EXERCISE TASK. Word for word, restate every line of the material.

(Data excerpts)
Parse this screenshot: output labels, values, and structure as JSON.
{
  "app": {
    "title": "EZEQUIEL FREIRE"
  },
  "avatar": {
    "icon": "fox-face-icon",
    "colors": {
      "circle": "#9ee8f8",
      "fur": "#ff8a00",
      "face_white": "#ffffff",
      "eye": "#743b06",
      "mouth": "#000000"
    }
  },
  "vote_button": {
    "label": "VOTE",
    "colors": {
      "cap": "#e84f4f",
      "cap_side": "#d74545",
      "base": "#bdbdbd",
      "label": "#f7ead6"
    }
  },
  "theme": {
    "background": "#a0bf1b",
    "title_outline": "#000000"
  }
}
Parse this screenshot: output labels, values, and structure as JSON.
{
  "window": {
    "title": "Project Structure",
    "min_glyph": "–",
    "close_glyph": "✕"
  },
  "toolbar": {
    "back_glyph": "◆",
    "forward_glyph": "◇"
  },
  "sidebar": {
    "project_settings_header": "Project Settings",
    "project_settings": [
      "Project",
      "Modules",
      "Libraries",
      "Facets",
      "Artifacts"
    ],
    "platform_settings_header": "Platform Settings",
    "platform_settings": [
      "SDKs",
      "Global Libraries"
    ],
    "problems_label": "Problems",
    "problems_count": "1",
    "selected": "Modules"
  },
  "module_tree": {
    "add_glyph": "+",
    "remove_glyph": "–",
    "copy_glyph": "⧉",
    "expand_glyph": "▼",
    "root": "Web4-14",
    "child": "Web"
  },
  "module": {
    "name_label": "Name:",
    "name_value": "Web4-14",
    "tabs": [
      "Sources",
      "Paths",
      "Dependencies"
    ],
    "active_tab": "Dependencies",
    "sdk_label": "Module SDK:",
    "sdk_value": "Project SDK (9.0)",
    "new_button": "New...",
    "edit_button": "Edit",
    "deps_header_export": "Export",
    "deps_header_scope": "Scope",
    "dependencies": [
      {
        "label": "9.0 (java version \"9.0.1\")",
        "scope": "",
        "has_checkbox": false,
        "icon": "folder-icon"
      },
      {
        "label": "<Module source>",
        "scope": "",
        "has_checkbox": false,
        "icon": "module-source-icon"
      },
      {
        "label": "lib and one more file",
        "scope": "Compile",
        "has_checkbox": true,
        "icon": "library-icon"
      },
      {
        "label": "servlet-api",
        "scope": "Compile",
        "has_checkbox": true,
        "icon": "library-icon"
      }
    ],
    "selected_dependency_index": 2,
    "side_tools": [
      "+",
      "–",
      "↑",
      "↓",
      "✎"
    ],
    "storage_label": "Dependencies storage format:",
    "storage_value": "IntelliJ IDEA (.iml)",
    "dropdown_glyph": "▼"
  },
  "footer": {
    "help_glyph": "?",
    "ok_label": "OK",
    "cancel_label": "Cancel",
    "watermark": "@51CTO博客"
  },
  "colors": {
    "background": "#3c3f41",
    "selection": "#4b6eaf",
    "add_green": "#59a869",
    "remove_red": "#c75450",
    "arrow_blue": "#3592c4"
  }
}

THE SOLUTION.
Parse this screenshot: output labels, values, and structure as JSON.
{
  "app": {
    "title": "EZEQUIEL FREIRE"
  },
  "avatar": {
    "icon": "fox-face-icon",
    "colors": {
      "circle": "#9ee8f8",
      "fur": "#ff8a00",
      "face_white": "#ffffff",
      "eye": "#743b06",
      "mouth": "#000000"
    }
  },
  "vote_button": {
    "label": "VOTE",
    "colors": {
      "cap": "#e84f4f",
      "cap_side": "#d74545",
      "base": "#bdbdbd",
      "label": "#f7ead6"
    }
  },
  "theme": {
    "background": "#a0bf1b",
    "title_outline": "#000000"
  }
}
Parse this screenshot: output labels, values, and structure as JSON.
{
  "window": {
    "title": "Project Structure",
    "min_glyph": "–",
    "close_glyph": "✕"
  },
  "toolbar": {
    "back_glyph": "◆",
    "forward_glyph": "◇"
  },
  "sidebar": {
    "project_settings_header": "Project Settings",
    "project_settings": [
      "Project",
      "Modules",
      "Libraries",
      "Facets",
      "Artifacts"
    ],
    "platform_settings_header": "Platform Settings",
    "platform_settings": [
      "SDKs",
      "Global Libraries"
    ],
    "problems_label": "Problems",
    "problems_count": "1",
    "selected": "Modules"
  },
  "module_tree": {
    "add_glyph": "+",
    "remove_glyph": "–",
    "copy_glyph": "⧉",
    "expand_glyph": "▼",
    "root": "Web4-14",
    "child": "Web"
  },
  "module": {
    "name_label": "Name:",
    "name_value": "Web4-14",
    "tabs": [
      "Sources",
      "Paths",
      "Dependencies"
    ],
    "active_tab": "Dependencies",
    "sdk_label": "Module SDK:",
    "sdk_value": "Project SDK (9.0)",
    "new_button": "New...",
    "edit_button": "Edit",
    "deps_header_export": "Export",
    "deps_header_scope": "Scope",
    "dependencies": [
      {
        "label": "9.0 (java version \"9.0.1\")",
        "scope": "",
        "has_checkbox": false,
        "icon": "folder-icon"
      },
      {
        "label": "<Module source>",
        "scope": "",
        "has_checkbox": false,
        "icon": "module-source-icon"
      },
      {
        "label": "lib and one more file",
        "scope": "Compile",
        "has_checkbox": true,
        "icon": "library-icon"
      },
      {
        "label": "servlet-api",
        "scope": "Compile",
        "has_checkbox": true,
        "icon": "library-icon"
      }
    ],
    "selected_dependency_index": 2,
    "side_tools": [
      "+",
      "–",
      "↑",
      "↓",
      "✎"
    ],
    "storage_label": "Dependencies storage format:",
    "storage_value": "IntelliJ IDEA (.iml)",
    "dropdown_glyph": "▼"
  },
  "footer": {
    "help_glyph": "?",
    "ok_label": "OK",
    "cancel_label": "Cancel",
    "watermark": "@51CTO博客"
  },
  "colors": {
    "background": "#3c3f41",
    "selection": "#4b6eaf",
    "add_green": "#59a869",
    "remove_red": "#c75450",
    "arrow_blue": "#3592c4"
  }
}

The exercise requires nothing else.